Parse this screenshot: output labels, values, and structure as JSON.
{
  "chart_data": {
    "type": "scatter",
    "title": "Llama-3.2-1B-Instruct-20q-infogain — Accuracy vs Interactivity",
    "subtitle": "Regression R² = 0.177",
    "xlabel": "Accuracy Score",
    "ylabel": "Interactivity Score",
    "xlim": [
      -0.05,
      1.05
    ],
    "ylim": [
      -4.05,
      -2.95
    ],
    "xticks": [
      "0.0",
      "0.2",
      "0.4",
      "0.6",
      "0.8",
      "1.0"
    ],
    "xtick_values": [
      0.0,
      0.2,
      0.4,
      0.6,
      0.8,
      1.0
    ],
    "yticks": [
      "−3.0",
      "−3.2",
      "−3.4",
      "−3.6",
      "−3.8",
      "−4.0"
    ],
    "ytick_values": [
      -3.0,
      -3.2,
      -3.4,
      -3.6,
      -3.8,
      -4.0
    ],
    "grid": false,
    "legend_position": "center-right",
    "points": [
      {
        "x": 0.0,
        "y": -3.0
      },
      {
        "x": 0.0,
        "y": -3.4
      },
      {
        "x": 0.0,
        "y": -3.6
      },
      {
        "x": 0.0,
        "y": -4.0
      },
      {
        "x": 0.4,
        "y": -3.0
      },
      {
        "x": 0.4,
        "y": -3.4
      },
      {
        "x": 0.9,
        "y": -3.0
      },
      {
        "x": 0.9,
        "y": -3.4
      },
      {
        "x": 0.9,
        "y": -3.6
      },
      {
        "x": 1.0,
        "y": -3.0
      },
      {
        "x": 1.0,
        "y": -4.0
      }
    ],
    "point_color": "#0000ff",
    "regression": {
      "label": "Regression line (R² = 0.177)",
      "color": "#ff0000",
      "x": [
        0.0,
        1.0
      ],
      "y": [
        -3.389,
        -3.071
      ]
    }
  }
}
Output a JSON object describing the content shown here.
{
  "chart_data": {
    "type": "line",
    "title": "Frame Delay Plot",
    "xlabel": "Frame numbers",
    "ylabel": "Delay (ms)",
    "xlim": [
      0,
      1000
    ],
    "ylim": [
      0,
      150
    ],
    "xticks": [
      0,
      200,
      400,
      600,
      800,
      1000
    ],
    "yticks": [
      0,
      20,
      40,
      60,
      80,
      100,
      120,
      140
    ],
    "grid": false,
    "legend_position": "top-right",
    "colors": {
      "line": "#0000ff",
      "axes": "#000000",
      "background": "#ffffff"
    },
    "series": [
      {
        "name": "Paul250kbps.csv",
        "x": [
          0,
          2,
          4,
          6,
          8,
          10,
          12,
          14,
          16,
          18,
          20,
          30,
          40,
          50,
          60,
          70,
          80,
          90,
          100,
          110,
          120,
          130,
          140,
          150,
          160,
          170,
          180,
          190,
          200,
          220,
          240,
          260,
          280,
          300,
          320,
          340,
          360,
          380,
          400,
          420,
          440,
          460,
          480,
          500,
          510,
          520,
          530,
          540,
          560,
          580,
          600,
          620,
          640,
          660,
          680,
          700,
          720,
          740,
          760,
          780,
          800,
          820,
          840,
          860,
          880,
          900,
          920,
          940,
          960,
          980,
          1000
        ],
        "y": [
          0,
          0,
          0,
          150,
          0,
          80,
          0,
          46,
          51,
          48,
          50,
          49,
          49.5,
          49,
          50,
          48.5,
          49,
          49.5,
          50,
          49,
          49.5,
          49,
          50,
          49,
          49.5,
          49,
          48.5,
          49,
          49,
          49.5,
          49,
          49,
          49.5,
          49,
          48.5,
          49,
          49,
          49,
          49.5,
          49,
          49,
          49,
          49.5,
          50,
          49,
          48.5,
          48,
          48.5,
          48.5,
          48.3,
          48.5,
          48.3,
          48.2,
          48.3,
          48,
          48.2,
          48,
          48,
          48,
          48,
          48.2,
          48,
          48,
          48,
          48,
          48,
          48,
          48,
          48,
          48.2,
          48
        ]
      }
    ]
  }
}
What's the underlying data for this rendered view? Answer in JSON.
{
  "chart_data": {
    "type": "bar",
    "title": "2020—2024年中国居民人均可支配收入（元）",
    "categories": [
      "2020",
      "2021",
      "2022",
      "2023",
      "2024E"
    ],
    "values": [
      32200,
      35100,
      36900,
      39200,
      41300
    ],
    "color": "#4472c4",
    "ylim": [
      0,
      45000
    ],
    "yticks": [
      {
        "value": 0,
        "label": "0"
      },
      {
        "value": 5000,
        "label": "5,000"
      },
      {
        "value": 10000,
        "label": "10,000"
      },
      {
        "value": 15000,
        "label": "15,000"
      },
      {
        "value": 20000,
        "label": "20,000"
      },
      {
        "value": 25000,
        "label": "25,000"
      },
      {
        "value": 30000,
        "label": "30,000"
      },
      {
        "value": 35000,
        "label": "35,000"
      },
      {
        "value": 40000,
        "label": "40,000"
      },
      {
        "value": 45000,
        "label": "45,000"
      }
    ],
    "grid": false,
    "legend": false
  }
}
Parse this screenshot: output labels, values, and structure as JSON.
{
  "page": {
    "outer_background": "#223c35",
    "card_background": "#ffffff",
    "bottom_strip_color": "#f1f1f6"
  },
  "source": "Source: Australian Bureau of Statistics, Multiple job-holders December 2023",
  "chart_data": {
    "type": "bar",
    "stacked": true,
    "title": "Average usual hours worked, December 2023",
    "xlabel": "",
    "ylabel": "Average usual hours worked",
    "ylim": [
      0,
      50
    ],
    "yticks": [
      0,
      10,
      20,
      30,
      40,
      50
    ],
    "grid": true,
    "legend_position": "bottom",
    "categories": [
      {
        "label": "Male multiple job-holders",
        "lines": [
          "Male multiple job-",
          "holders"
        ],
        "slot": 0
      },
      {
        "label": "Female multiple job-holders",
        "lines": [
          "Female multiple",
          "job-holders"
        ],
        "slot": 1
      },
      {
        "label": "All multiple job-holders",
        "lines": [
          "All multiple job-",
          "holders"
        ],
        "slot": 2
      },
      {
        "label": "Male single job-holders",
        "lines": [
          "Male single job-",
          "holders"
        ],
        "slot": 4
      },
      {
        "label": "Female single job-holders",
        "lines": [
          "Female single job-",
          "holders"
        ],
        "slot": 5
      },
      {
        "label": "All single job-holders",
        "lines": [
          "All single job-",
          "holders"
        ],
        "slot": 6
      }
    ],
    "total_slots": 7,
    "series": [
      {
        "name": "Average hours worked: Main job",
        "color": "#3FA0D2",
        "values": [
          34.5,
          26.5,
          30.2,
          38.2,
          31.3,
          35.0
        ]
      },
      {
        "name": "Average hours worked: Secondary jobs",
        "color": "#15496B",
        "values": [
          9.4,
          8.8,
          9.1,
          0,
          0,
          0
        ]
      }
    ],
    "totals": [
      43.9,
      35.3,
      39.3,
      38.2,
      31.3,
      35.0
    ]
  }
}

● ● ● ● ● ● ●

• [Task]: Look through the records and count each line that holds "worked". Write only the total.

• [Task response]: 4